Report every line of the data below that contains the string "name". Copy each such line in full.

### AVAILABLE DATA
-- START --
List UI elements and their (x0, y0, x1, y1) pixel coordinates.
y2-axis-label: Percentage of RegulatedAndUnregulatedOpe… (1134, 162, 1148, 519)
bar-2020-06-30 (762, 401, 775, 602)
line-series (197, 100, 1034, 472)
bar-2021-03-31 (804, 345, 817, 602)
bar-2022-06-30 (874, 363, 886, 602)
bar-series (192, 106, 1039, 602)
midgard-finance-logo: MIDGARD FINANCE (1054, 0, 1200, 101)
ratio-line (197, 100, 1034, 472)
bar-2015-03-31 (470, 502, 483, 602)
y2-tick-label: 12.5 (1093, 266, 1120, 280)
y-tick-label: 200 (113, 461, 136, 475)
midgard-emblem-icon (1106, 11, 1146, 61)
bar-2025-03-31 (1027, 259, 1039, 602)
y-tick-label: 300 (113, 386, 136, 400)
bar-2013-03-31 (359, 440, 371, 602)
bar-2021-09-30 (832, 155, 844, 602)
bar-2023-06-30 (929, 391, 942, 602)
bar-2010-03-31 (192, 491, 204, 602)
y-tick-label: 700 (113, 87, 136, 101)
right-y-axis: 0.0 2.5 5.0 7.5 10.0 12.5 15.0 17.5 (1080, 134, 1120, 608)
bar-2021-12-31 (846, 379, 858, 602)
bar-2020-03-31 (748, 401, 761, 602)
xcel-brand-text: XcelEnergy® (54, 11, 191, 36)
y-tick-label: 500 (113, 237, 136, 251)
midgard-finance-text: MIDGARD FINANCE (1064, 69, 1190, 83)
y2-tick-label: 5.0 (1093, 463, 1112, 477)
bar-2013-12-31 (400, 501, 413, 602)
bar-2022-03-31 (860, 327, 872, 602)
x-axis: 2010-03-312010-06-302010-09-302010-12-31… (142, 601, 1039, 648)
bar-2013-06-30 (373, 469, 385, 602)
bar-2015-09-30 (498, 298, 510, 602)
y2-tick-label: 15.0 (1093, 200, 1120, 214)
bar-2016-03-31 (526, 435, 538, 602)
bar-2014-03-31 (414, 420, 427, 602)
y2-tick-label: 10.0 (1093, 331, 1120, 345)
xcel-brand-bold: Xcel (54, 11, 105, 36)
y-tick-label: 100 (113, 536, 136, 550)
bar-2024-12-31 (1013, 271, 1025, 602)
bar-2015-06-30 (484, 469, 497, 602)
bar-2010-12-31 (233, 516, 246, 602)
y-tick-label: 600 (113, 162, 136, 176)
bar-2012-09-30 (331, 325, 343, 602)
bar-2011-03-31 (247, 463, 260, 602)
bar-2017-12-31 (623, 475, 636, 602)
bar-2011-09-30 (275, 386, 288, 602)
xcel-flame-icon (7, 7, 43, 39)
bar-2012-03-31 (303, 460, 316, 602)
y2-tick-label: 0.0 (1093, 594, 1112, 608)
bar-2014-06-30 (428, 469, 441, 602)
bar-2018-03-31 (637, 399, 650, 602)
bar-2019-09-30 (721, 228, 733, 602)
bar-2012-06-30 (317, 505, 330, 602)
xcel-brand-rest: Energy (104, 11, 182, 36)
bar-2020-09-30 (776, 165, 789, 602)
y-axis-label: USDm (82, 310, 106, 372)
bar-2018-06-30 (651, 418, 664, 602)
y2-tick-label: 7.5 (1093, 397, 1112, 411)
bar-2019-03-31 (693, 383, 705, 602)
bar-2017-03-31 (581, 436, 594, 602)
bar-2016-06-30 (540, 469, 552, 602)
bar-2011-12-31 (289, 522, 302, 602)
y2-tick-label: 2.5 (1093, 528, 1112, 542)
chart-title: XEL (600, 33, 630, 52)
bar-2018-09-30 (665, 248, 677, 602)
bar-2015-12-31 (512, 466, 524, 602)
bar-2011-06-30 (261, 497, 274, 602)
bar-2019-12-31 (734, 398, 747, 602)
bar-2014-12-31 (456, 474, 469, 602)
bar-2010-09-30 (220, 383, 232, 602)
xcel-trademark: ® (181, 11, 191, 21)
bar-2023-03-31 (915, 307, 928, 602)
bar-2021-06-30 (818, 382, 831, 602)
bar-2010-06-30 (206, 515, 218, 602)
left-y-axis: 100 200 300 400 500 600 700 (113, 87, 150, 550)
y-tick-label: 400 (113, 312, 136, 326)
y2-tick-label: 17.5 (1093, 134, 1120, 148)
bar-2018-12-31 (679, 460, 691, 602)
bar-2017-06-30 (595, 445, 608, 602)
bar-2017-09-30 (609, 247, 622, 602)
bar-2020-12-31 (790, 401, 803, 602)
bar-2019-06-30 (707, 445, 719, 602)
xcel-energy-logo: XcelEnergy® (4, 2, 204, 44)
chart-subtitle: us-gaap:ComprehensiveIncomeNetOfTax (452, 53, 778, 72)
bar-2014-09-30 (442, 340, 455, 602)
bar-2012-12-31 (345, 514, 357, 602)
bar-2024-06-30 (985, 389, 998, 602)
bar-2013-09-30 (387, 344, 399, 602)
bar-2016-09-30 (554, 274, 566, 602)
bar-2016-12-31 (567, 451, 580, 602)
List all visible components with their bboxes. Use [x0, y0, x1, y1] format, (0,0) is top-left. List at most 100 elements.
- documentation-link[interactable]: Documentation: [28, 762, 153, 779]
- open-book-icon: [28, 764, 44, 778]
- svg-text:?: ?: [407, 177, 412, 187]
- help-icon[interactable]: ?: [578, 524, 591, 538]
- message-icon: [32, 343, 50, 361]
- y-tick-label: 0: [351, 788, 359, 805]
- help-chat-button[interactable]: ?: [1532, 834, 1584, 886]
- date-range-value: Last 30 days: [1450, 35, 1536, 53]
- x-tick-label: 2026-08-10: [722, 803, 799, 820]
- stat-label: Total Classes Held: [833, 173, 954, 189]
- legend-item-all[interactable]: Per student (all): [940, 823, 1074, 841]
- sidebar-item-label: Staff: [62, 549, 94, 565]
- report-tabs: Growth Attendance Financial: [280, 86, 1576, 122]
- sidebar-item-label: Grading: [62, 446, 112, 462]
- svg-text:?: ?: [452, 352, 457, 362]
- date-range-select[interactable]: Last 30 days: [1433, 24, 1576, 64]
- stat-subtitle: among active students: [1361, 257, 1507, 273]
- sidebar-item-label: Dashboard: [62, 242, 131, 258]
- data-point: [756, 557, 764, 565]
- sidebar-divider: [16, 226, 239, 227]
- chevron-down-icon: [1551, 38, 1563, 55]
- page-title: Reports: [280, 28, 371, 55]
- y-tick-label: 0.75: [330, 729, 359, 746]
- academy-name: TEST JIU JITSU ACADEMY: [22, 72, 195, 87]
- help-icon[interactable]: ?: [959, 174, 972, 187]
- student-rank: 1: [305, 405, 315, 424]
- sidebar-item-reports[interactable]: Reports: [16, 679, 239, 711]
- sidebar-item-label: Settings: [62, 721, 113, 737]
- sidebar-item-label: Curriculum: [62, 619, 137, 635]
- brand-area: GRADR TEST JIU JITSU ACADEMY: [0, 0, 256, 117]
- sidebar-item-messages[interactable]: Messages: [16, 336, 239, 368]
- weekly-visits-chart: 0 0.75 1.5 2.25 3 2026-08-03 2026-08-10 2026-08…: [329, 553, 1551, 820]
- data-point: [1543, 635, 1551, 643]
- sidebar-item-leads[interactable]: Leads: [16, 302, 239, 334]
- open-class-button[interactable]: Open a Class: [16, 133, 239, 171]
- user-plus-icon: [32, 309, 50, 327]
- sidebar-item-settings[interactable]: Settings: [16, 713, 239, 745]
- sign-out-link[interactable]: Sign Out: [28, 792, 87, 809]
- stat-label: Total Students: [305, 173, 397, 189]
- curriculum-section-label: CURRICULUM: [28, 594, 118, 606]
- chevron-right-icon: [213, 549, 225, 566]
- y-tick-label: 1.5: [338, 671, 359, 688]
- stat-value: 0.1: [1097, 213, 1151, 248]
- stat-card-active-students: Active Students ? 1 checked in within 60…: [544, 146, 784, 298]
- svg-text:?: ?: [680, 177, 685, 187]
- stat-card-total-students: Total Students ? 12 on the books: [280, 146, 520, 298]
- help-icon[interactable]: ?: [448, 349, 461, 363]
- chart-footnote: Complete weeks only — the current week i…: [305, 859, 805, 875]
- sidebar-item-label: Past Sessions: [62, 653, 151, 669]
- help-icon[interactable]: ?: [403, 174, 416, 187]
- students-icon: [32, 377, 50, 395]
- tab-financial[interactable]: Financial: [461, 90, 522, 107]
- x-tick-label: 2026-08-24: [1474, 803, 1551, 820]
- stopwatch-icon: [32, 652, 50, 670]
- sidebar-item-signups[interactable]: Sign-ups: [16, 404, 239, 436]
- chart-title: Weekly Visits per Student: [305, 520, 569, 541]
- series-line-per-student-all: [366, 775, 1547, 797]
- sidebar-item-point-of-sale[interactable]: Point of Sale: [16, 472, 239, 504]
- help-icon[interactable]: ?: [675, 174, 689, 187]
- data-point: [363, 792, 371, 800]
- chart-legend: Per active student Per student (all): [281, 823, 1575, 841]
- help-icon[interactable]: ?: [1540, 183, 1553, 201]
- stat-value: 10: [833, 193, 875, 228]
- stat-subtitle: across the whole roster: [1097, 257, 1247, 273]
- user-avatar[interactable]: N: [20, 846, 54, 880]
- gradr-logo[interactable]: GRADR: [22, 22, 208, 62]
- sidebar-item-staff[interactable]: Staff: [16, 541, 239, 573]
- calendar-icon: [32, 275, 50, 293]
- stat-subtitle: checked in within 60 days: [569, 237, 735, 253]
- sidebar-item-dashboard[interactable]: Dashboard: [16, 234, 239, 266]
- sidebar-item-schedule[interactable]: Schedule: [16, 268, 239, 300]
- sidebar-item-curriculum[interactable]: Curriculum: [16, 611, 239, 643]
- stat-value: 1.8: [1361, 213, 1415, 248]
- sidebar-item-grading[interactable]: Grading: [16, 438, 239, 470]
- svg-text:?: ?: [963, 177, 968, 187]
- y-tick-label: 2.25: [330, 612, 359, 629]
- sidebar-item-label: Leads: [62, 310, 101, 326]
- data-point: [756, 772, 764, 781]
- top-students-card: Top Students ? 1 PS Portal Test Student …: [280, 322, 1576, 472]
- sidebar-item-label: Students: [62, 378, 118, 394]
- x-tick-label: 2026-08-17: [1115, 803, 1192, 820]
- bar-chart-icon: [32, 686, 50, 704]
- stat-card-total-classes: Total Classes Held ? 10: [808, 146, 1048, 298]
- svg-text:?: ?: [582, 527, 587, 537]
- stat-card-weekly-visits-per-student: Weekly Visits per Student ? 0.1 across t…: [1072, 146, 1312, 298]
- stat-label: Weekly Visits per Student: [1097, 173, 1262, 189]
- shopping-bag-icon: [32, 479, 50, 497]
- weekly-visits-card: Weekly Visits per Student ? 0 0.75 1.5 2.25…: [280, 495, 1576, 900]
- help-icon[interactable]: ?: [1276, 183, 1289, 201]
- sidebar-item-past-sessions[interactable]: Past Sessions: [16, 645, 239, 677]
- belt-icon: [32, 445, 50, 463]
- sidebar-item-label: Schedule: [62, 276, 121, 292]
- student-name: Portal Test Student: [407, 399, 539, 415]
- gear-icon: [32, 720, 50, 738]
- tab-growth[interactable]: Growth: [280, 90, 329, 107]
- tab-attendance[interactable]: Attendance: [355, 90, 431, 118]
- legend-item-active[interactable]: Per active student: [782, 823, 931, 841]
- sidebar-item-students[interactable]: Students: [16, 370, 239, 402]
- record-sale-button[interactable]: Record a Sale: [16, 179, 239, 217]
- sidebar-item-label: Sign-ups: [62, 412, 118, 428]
-- END --
### WORKED ANSWER
- academy-name: TEST JIU JITSU ACADEMY: [22, 72, 195, 87]
- student-name: Portal Test Student: [407, 399, 539, 415]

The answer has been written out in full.